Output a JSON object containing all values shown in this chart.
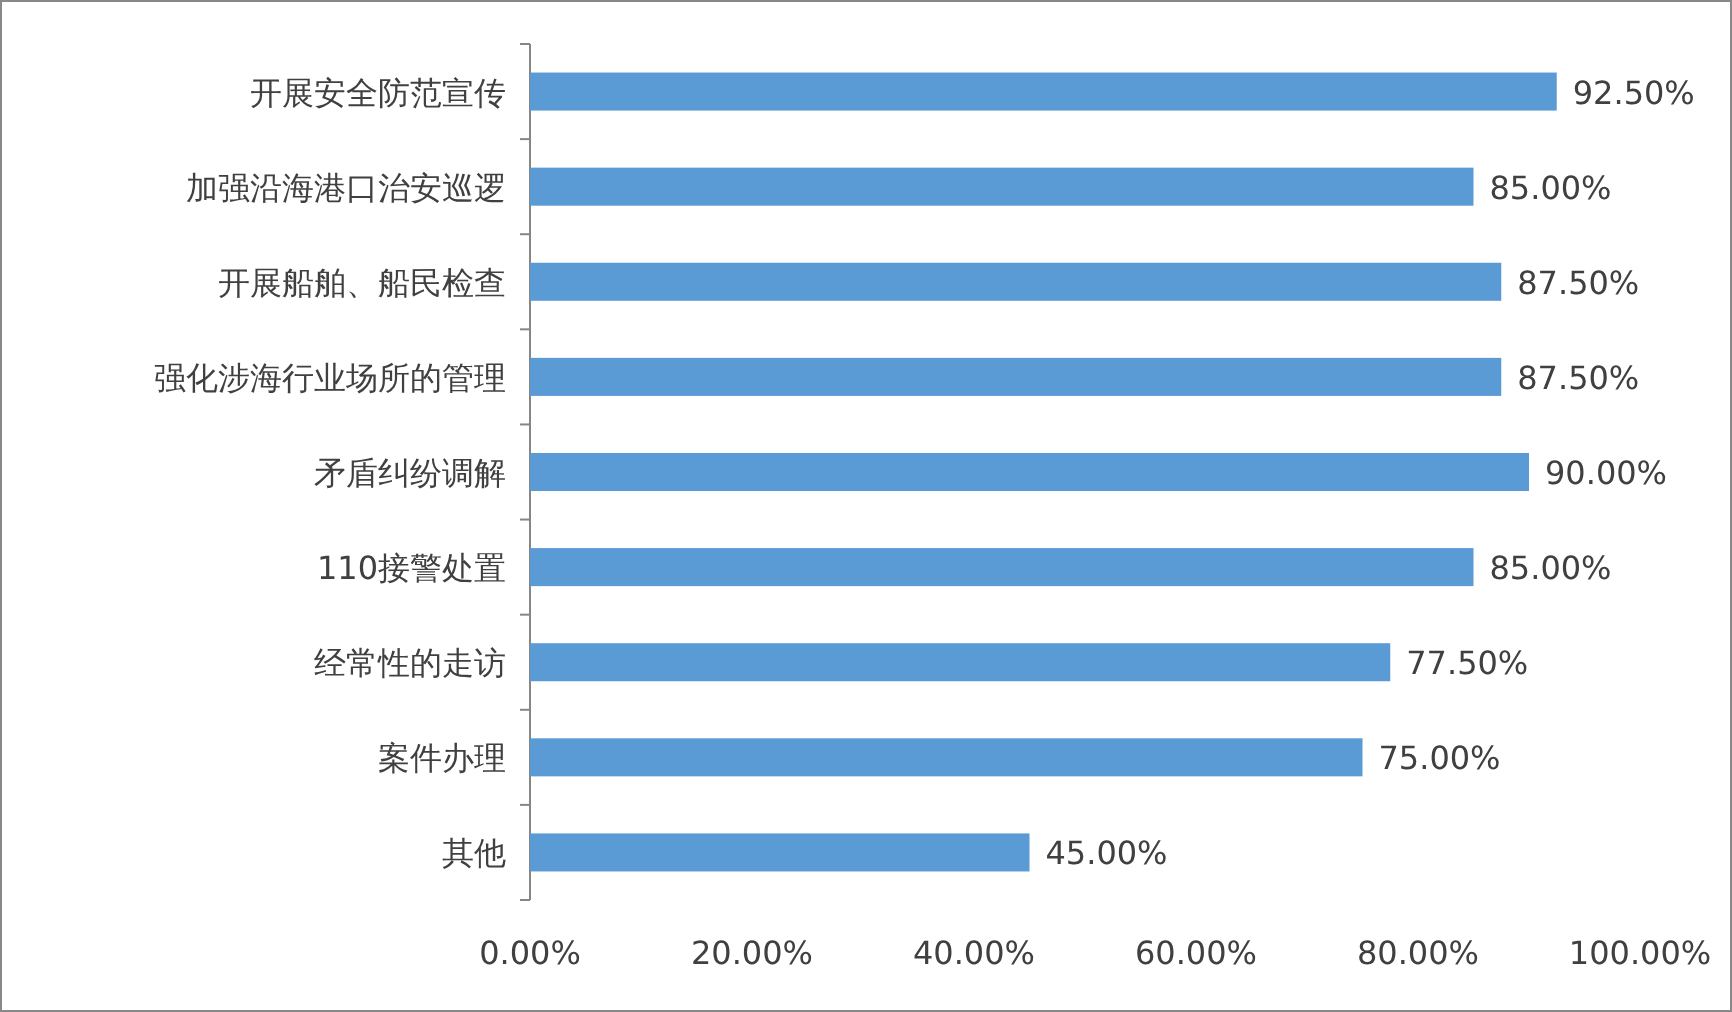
{
  "chart_data": {
    "type": "bar",
    "orientation": "horizontal",
    "categories": [
      "开展安全防范宣传",
      "加强沿海港口治安巡逻",
      "开展船舶、船民检查",
      "强化涉海行业场所的管理",
      "矛盾纠纷调解",
      "110接警处置",
      "经常性的走访",
      "案件办理",
      "其他"
    ],
    "values": [
      92.5,
      85,
      87.5,
      87.5,
      90,
      85,
      77.5,
      75,
      45
    ],
    "value_labels": [
      "92.50%",
      "85.00%",
      "87.50%",
      "87.50%",
      "90.00%",
      "85.00%",
      "77.50%",
      "75.00%",
      "45.00%"
    ],
    "color": "#5b9bd5",
    "xlim": [
      0,
      100
    ],
    "xticks": [
      {
        "value": 0,
        "label": "0.00%"
      },
      {
        "value": 20,
        "label": "20.00%"
      },
      {
        "value": 40,
        "label": "40.00%"
      },
      {
        "value": 60,
        "label": "60.00%"
      },
      {
        "value": 80,
        "label": "80.00%"
      },
      {
        "value": 100,
        "label": "100.00%"
      }
    ],
    "grid": false
  }
}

What to work on | Keep the pictures out and write out the records exactly.

Exercise output |
Output a JSON object containing all values shown in this chart.
{
  "chart_data": {
    "type": "bar",
    "orientation": "horizontal",
    "categories": [
      "开展安全防范宣传",
      "加强沿海港口治安巡逻",
      "开展船舶、船民检查",
      "强化涉海行业场所的管理",
      "矛盾纠纷调解",
      "110接警处置",
      "经常性的走访",
      "案件办理",
      "其他"
    ],
    "values": [
      92.5,
      85,
      87.5,
      87.5,
      90,
      85,
      77.5,
      75,
      45
    ],
    "value_labels": [
      "92.50%",
      "85.00%",
      "87.50%",
      "87.50%",
      "90.00%",
      "85.00%",
      "77.50%",
      "75.00%",
      "45.00%"
    ],
    "color": "#5b9bd5",
    "xlim": [
      0,
      100
    ],
    "xticks": [
      {
        "value": 0,
        "label": "0.00%"
      },
      {
        "value": 20,
        "label": "20.00%"
      },
      {
        "value": 40,
        "label": "40.00%"
      },
      {
        "value": 60,
        "label": "60.00%"
      },
      {
        "value": 80,
        "label": "80.00%"
      },
      {
        "value": 100,
        "label": "100.00%"
      }
    ],
    "grid": false
  }
}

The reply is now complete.